Listed entries -
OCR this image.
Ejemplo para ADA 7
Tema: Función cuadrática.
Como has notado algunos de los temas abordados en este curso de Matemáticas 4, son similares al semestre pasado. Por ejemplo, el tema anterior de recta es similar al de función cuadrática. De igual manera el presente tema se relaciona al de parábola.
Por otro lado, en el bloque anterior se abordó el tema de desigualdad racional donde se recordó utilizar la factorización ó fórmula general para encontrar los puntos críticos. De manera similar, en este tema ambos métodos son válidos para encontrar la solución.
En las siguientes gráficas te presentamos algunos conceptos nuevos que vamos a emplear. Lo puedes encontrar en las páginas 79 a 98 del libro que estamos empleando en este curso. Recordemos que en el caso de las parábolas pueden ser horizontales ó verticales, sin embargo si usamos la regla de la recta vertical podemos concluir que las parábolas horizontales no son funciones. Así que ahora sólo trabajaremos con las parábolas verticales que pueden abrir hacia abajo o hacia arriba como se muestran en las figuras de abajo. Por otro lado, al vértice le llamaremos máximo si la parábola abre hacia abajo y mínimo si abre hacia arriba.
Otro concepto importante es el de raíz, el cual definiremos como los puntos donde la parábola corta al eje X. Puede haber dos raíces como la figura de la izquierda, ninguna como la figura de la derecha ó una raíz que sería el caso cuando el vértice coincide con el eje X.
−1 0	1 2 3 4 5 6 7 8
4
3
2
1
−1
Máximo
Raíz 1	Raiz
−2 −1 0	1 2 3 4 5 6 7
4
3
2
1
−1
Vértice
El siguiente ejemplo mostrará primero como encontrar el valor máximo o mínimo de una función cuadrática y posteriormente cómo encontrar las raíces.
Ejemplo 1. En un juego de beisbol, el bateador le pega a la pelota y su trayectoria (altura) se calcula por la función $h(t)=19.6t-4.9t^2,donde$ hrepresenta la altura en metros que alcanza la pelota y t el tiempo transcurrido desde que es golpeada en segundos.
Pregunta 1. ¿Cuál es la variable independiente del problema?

Short problem - Write down the full listing again, exactly.

Reply to the task -
OCR this image.
Ejemplo para ADA 7
Tema: Función cuadrática.
Como has notado algunos de los temas abordados en este curso de Matemáticas 4, son similares al semestre pasado. Por ejemplo, el tema anterior de recta es similar al de función cuadrática. De igual manera el presente tema se relaciona al de parábola.
Por otro lado, en el bloque anterior se abordó el tema de desigualdad racional donde se recordó utilizar la factorización ó fórmula general para encontrar los puntos críticos. De manera similar, en este tema ambos métodos son válidos para encontrar la solución.
En las siguientes gráficas te presentamos algunos conceptos nuevos que vamos a emplear. Lo puedes encontrar en las páginas 79 a 98 del libro que estamos empleando en este curso. Recordemos que en el caso de las parábolas pueden ser horizontales ó verticales, sin embargo si usamos la regla de la recta vertical podemos concluir que las parábolas horizontales no son funciones. Así que ahora sólo trabajaremos con las parábolas verticales que pueden abrir hacia abajo o hacia arriba como se muestran en las figuras de abajo. Por otro lado, al vértice le llamaremos máximo si la parábola abre hacia abajo y mínimo si abre hacia arriba.
Otro concepto importante es el de raíz, el cual definiremos como los puntos donde la parábola corta al eje X. Puede haber dos raíces como la figura de la izquierda, ninguna como la figura de la derecha ó una raíz que sería el caso cuando el vértice coincide con el eje X.
−1 0	1 2 3 4 5 6 7 8
4
3
2
1
−1
Máximo
Raíz 1	Raiz
−2 −1 0	1 2 3 4 5 6 7
4
3
2
1
−1
Vértice
El siguiente ejemplo mostrará primero como encontrar el valor máximo o mínimo de una función cuadrática y posteriormente cómo encontrar las raíces.
Ejemplo 1. En un juego de beisbol, el bateador le pega a la pelota y su trayectoria (altura) se calcula por la función $h(t)=19.6t-4.9t^2,donde$ hrepresenta la altura en metros que alcanza la pelota y t el tiempo transcurrido desde que es golpeada en segundos.
Pregunta 1. ¿Cuál es la variable independiente del problema?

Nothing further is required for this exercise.